Material for the task -
---
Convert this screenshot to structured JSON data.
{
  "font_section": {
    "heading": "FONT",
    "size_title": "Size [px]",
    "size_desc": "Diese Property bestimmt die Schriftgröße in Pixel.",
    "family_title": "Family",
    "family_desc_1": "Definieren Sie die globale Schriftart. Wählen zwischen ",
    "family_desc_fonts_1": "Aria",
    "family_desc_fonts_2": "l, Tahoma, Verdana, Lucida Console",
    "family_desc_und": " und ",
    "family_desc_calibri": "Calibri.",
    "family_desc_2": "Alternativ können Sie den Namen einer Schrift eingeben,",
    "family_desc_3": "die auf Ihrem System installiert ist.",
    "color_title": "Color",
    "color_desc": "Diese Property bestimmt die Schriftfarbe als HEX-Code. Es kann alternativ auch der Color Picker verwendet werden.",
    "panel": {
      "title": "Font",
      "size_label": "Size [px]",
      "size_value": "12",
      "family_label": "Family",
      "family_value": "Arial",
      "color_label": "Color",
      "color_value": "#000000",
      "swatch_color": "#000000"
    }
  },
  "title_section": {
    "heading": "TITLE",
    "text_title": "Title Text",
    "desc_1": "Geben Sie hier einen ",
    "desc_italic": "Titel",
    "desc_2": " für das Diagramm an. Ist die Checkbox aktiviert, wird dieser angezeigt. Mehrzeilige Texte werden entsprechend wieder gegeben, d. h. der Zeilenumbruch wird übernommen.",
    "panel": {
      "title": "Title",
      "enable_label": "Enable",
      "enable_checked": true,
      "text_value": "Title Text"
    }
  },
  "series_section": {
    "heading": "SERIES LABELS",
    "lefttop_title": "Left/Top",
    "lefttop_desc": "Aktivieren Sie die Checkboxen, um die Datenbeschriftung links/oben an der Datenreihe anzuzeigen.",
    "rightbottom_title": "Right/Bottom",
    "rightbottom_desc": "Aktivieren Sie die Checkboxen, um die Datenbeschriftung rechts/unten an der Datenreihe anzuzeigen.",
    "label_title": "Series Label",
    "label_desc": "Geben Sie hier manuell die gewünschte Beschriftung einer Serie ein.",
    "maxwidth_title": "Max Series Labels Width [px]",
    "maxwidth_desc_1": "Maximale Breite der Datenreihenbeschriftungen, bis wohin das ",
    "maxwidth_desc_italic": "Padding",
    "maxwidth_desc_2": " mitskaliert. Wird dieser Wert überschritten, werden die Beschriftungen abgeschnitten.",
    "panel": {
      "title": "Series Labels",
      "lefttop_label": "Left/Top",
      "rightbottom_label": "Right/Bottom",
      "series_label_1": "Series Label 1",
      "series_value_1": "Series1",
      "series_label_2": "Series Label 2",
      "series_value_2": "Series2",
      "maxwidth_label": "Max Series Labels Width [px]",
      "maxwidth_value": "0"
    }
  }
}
---
Your task - Quote each line above in full, word for word.

Worked answer -
Convert this screenshot to structured JSON data.
{
  "font_section": {
    "heading": "FONT",
    "size_title": "Size [px]",
    "size_desc": "Diese Property bestimmt die Schriftgröße in Pixel.",
    "family_title": "Family",
    "family_desc_1": "Definieren Sie die globale Schriftart. Wählen zwischen ",
    "family_desc_fonts_1": "Aria",
    "family_desc_fonts_2": "l, Tahoma, Verdana, Lucida Console",
    "family_desc_und": " und ",
    "family_desc_calibri": "Calibri.",
    "family_desc_2": "Alternativ können Sie den Namen einer Schrift eingeben,",
    "family_desc_3": "die auf Ihrem System installiert ist.",
    "color_title": "Color",
    "color_desc": "Diese Property bestimmt die Schriftfarbe als HEX-Code. Es kann alternativ auch der Color Picker verwendet werden.",
    "panel": {
      "title": "Font",
      "size_label": "Size [px]",
      "size_value": "12",
      "family_label": "Family",
      "family_value": "Arial",
      "color_label": "Color",
      "color_value": "#000000",
      "swatch_color": "#000000"
    }
  },
  "title_section": {
    "heading": "TITLE",
    "text_title": "Title Text",
    "desc_1": "Geben Sie hier einen ",
    "desc_italic": "Titel",
    "desc_2": " für das Diagramm an. Ist die Checkbox aktiviert, wird dieser angezeigt. Mehrzeilige Texte werden entsprechend wieder gegeben, d. h. der Zeilenumbruch wird übernommen.",
    "panel": {
      "title": "Title",
      "enable_label": "Enable",
      "enable_checked": true,
      "text_value": "Title Text"
    }
  },
  "series_section": {
    "heading": "SERIES LABELS",
    "lefttop_title": "Left/Top",
    "lefttop_desc": "Aktivieren Sie die Checkboxen, um die Datenbeschriftung links/oben an der Datenreihe anzuzeigen.",
    "rightbottom_title": "Right/Bottom",
    "rightbottom_desc": "Aktivieren Sie die Checkboxen, um die Datenbeschriftung rechts/unten an der Datenreihe anzuzeigen.",
    "label_title": "Series Label",
    "label_desc": "Geben Sie hier manuell die gewünschte Beschriftung einer Serie ein.",
    "maxwidth_title": "Max Series Labels Width [px]",
    "maxwidth_desc_1": "Maximale Breite der Datenreihenbeschriftungen, bis wohin das ",
    "maxwidth_desc_italic": "Padding",
    "maxwidth_desc_2": " mitskaliert. Wird dieser Wert überschritten, werden die Beschriftungen abgeschnitten.",
    "panel": {
      "title": "Series Labels",
      "lefttop_label": "Left/Top",
      "rightbottom_label": "Right/Bottom",
      "series_label_1": "Series Label 1",
      "series_value_1": "Series1",
      "series_label_2": "Series Label 2",
      "series_value_2": "Series2",
      "maxwidth_label": "Max Series Labels Width [px]",
      "maxwidth_value": "0"
    }
  }
}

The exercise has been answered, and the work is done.